Work to complete.
(1) Write out the part of the network camera text starting at "There also exists" and ending at "raise the cost.".
(2) Continue the text on the network camera's voice and image transmission from where it stops.

Reading text.
==========
Next, in connection with the voice communication, the voice inputted from a microphone 17 is subjected to an AD conversion and a compression by a voice transmission processor 15 so that the voice transmission data is sent through the communication control unit 13 and the network 3 to the computer system 2. This computer system 2 processes the voice transmission data received, and outputs a voice from a speaker 28. Likewise, the voice inputted from a microphone 27 of the computer system 2 is processed by the computer system 2 and is transmitted as the voice reception data so that it is sent through the network 3 to the voice mapping type network camera 1. In this voice mapping type network camera 1, the voice reception data received is transferred through the communication control unit 13 to a voice reception processor 14, in which the data is decompressed and DA-converted and is outputted to a speaker 18.
In case this voice mapping type network camera 1 transmits the image and the voice to the computer system 2, a time stamp is generally made on the individual data of the image and the voice, that is, the transmission is made by adding synchronous information of time information (as referred to JP-A-9-27871, for example). Both the voice and image data are given the synchronizing information by the time control, and the data having the synchronizing information is reproduced on the reception side so that both the voice and image data are synchronously outputted. At this time, the voice has a determined data length, but the image data is not determined on its output time. In case the network has a heavy traffic load, therefore, this terminal device finds it difficult to transmit all the image data and the voice data, and thins the data. As a result, the image and the voice are partially cut to interrupt the voice. The interrupted voice is hard to listen thereby to deteriorate the information transmission seriously.
There also exists the time stamp method, in which a synchronization is made by adding a frame number to the image data and the voice data. However, the time stamp and the frame number have to be added individually to the image data and the voice data. In case the configuration is so complicated that the network has a heavy traffic load, it is difficult for the terminal device to transmit all the image data and the voice data. As a result, the voice is interrupted, and the configuration is complicated to raise the cost.
There has also been proposed a multimedia multiplex transmission device, which does not cut the voice but creates a multiplex signal efficiently in case the voice signal is a voiceless sound (JP-A-2001-16263). This device is provided with a voice signal buffer unit and a voiceless sound detecting unit, and the voice signal buffer unit stores the voiced encoded signal temporarily. When there is detected the case in which the voice signal caught by an external microphone is voiceless, the write of the data is enabled, in case the input signal from the voiceless sound detecting unit is at a low level, but disabled in case the same is at a high level. Thus, the time area assigned to the voice signal of the multiplex signal is not uselessly assigned to the vide-encoded signals. In case a voice is made voiceless in the processing, a time period longer than necessary is taken from a low level to a high level. In case a voiceless sound is changed into a voiced sound, the level is instantly changed from high to low. These changes do not break the voices at the head and end of a word.
==========
Record excerpts.
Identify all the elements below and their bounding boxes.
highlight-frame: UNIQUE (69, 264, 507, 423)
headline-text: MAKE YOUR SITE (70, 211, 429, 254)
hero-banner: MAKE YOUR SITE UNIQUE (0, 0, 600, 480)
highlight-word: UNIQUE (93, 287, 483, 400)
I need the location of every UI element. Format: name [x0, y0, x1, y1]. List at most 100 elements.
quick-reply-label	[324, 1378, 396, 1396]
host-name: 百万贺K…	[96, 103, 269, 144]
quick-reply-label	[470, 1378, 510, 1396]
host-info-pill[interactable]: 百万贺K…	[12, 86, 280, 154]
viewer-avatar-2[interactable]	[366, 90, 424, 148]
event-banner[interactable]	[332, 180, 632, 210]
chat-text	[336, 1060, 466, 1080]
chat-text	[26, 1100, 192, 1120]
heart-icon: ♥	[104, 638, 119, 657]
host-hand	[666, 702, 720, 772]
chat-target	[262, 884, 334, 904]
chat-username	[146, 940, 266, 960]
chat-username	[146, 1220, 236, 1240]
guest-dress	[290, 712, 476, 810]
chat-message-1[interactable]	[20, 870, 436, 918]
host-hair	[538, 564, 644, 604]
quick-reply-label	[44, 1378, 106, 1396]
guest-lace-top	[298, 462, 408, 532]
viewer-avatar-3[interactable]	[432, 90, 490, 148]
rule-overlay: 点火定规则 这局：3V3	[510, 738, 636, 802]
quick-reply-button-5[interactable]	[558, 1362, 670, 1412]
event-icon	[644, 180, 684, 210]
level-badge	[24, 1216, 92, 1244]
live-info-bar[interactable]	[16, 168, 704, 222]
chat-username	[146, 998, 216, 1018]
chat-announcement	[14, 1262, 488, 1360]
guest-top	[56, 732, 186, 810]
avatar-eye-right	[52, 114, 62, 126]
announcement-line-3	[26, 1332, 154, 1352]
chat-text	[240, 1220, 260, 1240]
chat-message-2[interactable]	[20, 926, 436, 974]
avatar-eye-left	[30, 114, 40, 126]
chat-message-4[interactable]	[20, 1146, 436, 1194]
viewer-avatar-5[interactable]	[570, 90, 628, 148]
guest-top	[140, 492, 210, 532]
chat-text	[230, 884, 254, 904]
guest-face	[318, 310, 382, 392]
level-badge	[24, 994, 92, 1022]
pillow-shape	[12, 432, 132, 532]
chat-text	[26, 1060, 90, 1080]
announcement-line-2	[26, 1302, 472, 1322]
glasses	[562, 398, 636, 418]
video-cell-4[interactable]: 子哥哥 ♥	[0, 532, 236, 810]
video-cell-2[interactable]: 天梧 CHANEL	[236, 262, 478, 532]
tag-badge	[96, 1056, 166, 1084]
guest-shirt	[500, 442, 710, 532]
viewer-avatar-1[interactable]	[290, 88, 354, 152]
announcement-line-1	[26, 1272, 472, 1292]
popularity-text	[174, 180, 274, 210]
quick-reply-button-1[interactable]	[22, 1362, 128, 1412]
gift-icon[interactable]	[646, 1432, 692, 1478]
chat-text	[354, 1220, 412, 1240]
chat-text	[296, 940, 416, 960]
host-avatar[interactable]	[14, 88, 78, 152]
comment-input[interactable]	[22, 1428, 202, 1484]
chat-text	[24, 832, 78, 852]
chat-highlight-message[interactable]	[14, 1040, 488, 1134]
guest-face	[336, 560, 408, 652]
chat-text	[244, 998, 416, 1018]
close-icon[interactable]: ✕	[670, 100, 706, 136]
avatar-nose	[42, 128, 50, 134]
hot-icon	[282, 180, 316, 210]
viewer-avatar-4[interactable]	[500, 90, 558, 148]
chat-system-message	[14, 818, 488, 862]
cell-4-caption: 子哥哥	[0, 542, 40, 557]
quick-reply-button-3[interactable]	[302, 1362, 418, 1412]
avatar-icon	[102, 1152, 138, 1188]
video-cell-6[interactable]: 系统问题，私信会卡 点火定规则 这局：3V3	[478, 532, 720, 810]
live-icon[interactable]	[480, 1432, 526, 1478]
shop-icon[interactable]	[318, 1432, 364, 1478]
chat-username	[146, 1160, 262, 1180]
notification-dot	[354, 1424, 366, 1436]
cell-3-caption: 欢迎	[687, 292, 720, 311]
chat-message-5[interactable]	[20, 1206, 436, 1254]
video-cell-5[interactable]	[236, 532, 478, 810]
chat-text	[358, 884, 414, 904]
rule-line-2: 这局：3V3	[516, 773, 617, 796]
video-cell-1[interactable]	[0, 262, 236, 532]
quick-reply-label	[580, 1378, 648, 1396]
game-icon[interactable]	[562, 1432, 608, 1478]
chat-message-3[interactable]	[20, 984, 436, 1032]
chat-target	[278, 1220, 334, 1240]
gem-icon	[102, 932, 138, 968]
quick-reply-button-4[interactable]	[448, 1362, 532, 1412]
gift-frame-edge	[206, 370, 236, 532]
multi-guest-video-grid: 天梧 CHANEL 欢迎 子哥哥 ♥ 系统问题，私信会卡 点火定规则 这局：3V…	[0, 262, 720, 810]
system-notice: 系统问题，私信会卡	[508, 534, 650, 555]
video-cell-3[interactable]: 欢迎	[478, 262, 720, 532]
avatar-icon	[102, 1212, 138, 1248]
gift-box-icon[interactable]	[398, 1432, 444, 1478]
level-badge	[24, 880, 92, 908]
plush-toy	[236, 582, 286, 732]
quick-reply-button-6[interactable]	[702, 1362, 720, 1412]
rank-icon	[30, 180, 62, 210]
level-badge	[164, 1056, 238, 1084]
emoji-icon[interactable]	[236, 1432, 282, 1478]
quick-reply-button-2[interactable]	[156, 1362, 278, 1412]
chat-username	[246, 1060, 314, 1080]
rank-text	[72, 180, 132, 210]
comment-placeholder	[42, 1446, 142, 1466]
==========
Answers to each task.
(1)
There also exists the time stamp method, in which a synchronization is made by adding a frame number to the image data and the voice data. However, the time stamp and the frame number have to be added individually to the image data and the voice data. In case the configuration is so complicated that the network has a heavy traffic load, it is difficult for the terminal device to transmit all the image data and the voice data. As a result, the voice is interrupted, and the configuration is complicated to raise the cost.

(2)
The voice mapping type network camera of JP-A-9-27871 transmits image and voice data, a synchronization is made by adding synchronous information such as time information to each image and voice data or by adding a frame number to each image and voice data. In the case of a heavy traffic load of the network, however, those synchronizing methods have found it difficult to transmit all the image data and the voice data. If a delay occurs, the data have to be thinned so that the image and voice reproduced are partially cut and interrupted. Moreover, these techniques are just to thin the data on the data transmission side but are not solutions for the problem on the reception side, which receives the influences of the traffic fluctuations. If the traffic load is heavy, the packet of the voice data is delayed not to decrease but to increase the voice delay in the voice buffer of the computer system.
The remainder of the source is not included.